Language, Limbaugh and forgetting: How would we deal with his comments on Sandra Fluke in 1922? Language changes. What meant something a decade ago, or say a ninety years ago almost sounds like another language nowadays. But I think even in 1922, Folks would have a lot to say about Limbaugh and the way he treats women. After all, so-called men, like Limbaugh and his defenders, long for a simpler time, a time when women and minorities knew their proper place. So what would they say in 1922? I wonder…I wond…

Sure was a goose of a day, and my dogs was killin’ me. I tell ya, mac, I’d ankled it from downtown and needed to give my stilts a break. So I slips into a corner juice joint and bellied up to the bar, This bo comes up and gives me the once-over real good. He weren’t no pushover either. A real grand piano, this one, arms like tree trunks and a head like a Christmas ham. No weak sister, this fella.

“Whaddya have, mac?” says he.

“Gimme a beer,” says I, thrown’ an ace up on the bar.

I eyeballed the joint. All the usual saps, and a rummy in the  corner, no doubt already zozzled.

“Everything jake?” asks the bartender

“Better days.” says I.

“That so?”

“Butt me, say I, and he flips a hope chest of Lucky Strikes on the bar.

“Lucky’ Strike means fine tobacco,” says the bird.

“Indeed,” says I. “Indeed.”

Now normally I don’t know from nuttin’, but see, I was all balled up about this wisecracker I’d heard on the radio. See this bimbo named Limbaugh, or some such, lit into this dame, name a Sandra Fluke who’s got the goods on contraception and a woman’s freedom over her own body in front of Congress. The Bees knees, she was, no weak sister. So I tells this lug behind the bar about how this Limbaugh mook starts spittin hooey from his big fat kisser. She’s a  floozy and a quiff, says  that milquetoast, Limbaugh. A pro-skirt, he goes on to say, a real bearcat. It was all the rumble in the papers. Had all the news hawks buzzin’, I tell ya.

“Applesauce!” exclaims the bartender. Just then a mulligan hoofs it in, and gives the joint the once over, sliding these thick peepers back up his long schnozzle.

“You’ll be watchin that sort of language,” says the Mulligan sternly, in typical brogue. So he comes up to me and he says. “Got a beef, do ya?”

Now I ain’t no hard-boiled guy, especially in front of a gumshoe, but I says, “Joe, I don’t know you from Adam, but see here, I say this Limbaugh fella beatin’ his gums about that poor dame, well, that just ain’t copacetic, you see!”

“I know my onions,” says the Mulligan,” and I tell yuhz, that jane ain’t no chunk a lead, and she certainly ain’t no floozy. I been around this here block once or twice. She’s no dumb dora, and if that Limbaugh fella was on my beat, I’d sure give him what  for.”

“A real Airdale, that fella,” says the bartender. “an ethel, if you get me?”

“Now you’re on the trolley, old boy!” laughs the mulligan, settin’ his blue cap on the bar and running fingers through his wavy red hair. “Why, I’d take off this here badge and step into the gutter and, and, and I’d…”

“Clobber him?” says I, gettin’ a bit carried away. “Right in the kisser!”

Records from a data source
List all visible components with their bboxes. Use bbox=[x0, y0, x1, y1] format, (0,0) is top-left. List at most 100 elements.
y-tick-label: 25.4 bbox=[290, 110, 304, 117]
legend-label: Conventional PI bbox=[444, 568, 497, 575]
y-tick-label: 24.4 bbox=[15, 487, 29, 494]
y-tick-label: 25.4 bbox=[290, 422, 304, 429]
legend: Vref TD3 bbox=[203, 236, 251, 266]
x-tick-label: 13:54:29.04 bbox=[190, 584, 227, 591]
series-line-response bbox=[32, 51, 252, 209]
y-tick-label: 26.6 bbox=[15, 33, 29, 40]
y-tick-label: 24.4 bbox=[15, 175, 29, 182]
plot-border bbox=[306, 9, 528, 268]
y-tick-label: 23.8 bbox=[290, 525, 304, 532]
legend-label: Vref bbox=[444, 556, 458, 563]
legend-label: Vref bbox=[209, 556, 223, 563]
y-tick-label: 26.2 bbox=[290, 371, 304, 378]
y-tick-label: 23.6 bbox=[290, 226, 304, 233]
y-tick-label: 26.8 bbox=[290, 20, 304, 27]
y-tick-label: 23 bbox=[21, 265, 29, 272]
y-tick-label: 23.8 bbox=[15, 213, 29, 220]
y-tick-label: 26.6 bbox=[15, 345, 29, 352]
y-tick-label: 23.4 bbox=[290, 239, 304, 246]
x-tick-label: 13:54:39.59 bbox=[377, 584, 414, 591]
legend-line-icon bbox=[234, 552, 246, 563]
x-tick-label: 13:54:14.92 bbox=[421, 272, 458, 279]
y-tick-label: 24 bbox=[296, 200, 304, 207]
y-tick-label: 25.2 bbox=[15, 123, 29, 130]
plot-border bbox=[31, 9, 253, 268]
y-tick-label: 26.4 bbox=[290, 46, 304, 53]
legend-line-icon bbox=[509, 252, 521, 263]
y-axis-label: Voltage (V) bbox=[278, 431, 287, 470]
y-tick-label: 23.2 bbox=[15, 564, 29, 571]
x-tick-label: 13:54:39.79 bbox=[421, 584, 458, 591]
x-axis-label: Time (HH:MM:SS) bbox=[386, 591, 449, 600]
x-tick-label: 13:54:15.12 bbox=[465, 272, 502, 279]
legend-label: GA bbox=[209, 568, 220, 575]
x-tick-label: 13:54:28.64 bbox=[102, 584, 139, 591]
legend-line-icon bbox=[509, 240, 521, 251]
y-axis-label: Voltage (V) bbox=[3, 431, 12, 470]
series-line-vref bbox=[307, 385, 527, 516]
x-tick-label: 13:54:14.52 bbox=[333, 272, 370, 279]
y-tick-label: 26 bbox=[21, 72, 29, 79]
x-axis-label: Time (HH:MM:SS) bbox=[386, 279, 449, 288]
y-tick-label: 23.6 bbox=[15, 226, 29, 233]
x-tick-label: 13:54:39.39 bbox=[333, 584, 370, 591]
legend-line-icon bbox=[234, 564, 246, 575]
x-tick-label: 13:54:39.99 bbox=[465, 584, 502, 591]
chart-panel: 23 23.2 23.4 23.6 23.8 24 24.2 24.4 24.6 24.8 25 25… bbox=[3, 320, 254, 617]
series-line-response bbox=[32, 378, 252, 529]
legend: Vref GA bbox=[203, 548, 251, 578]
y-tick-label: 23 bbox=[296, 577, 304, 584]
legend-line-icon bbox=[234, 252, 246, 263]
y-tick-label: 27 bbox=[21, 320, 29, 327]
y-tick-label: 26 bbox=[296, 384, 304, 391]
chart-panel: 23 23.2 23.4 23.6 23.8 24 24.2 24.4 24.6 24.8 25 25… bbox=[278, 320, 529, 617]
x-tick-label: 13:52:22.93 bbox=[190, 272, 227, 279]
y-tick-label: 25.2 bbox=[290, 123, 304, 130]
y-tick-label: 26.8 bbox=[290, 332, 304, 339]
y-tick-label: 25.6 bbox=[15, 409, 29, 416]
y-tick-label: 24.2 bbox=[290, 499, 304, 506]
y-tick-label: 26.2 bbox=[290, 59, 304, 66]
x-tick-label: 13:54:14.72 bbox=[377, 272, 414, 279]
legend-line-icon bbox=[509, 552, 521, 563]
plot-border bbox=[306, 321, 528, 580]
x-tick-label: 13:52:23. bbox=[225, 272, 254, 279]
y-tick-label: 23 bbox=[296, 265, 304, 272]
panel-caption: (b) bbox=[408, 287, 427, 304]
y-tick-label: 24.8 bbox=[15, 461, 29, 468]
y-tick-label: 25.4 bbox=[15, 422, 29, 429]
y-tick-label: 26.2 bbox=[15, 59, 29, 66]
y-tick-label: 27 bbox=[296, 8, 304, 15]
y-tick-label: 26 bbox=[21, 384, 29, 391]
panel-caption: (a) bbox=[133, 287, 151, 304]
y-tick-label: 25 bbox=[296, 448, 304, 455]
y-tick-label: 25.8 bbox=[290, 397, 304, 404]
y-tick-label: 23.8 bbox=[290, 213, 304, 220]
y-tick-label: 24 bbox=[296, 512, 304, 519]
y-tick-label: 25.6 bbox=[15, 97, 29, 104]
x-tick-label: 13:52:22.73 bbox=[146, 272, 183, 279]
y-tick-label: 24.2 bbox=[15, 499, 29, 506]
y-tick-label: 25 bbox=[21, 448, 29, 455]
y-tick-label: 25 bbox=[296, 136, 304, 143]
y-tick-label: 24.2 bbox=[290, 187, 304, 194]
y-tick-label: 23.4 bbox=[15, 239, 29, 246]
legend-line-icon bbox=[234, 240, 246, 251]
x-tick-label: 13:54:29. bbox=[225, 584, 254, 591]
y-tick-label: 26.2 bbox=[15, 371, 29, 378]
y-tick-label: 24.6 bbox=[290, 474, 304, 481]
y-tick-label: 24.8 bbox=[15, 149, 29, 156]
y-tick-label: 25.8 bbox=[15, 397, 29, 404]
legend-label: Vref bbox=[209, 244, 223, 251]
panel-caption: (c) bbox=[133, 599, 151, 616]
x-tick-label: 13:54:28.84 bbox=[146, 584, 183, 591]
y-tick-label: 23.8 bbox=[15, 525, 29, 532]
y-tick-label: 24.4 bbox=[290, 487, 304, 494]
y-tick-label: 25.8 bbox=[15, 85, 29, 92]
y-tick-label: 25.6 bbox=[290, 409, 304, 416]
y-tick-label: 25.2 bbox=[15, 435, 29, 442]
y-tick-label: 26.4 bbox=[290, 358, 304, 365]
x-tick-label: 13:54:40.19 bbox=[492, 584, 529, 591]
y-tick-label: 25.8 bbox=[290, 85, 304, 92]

Requirements:
1. Write out the passage of the piece on Limbaugh's comments word for word, from "Sure was a goose" up to and including "sister, this fella.".
2. Return the lines of the records verbatim, from the first line of the records up to and including the line with "legend-label: Vref bbox=[444, 556, 458, 563]".

Results for each task:
1.
Sure was a goose of a day, and my dogs was killin’ me. I tell ya, mac, I’d ankled it from downtown and needed to give my stilts a break. So I slips into a corner juice joint and bellied up to the bar, This bo comes up and gives me the once-over real good. He weren’t no pushover either. A real grand piano, this one, arms like tree trunks and a head like a Christmas ham. No weak sister, this fella.

2.
List all visible components with their bboxes. Use bbox=[x0, y0, x1, y1] format, (0,0) is top-left. List at most 100 elements.
y-tick-label: 25.4 bbox=[290, 110, 304, 117]
legend-label: Conventional PI bbox=[444, 568, 497, 575]
y-tick-label: 24.4 bbox=[15, 487, 29, 494]
y-tick-label: 25.4 bbox=[290, 422, 304, 429]
legend: Vref TD3 bbox=[203, 236, 251, 266]
x-tick-label: 13:54:29.04 bbox=[190, 584, 227, 591]
series-line-response bbox=[32, 51, 252, 209]
y-tick-label: 26.6 bbox=[15, 33, 29, 40]
y-tick-label: 24.4 bbox=[15, 175, 29, 182]
plot-border bbox=[306, 9, 528, 268]
y-tick-label: 23.8 bbox=[290, 525, 304, 532]
legend-label: Vref bbox=[444, 556, 458, 563]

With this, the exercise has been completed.